◆ Work to complete: Reproduce each line of the material precisely.

--- START OF Provided information ---

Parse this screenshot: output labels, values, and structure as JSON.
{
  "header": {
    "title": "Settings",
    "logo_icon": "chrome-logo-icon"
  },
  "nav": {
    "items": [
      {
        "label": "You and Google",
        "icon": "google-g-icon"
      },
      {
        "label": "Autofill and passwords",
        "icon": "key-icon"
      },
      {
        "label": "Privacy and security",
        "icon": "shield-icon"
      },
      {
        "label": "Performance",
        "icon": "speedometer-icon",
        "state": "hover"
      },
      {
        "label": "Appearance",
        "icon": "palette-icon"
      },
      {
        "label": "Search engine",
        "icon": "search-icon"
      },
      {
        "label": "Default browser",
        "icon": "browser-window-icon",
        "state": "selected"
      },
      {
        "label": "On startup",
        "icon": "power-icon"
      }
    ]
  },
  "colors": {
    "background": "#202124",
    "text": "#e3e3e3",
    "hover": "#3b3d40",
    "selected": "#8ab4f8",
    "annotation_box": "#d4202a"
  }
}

--- END OF Provided information ---

◆ Task answer:
Parse this screenshot: output labels, values, and structure as JSON.
{
  "header": {
    "title": "Settings",
    "logo_icon": "chrome-logo-icon"
  },
  "nav": {
    "items": [
      {
        "label": "You and Google",
        "icon": "google-g-icon"
      },
      {
        "label": "Autofill and passwords",
        "icon": "key-icon"
      },
      {
        "label": "Privacy and security",
        "icon": "shield-icon"
      },
      {
        "label": "Performance",
        "icon": "speedometer-icon",
        "state": "hover"
      },
      {
        "label": "Appearance",
        "icon": "palette-icon"
      },
      {
        "label": "Search engine",
        "icon": "search-icon"
      },
      {
        "label": "Default browser",
        "icon": "browser-window-icon",
        "state": "selected"
      },
      {
        "label": "On startup",
        "icon": "power-icon"
      }
    ]
  },
  "colors": {
    "background": "#202124",
    "text": "#e3e3e3",
    "hover": "#3b3d40",
    "selected": "#8ab4f8",
    "annotation_box": "#d4202a"
  }
}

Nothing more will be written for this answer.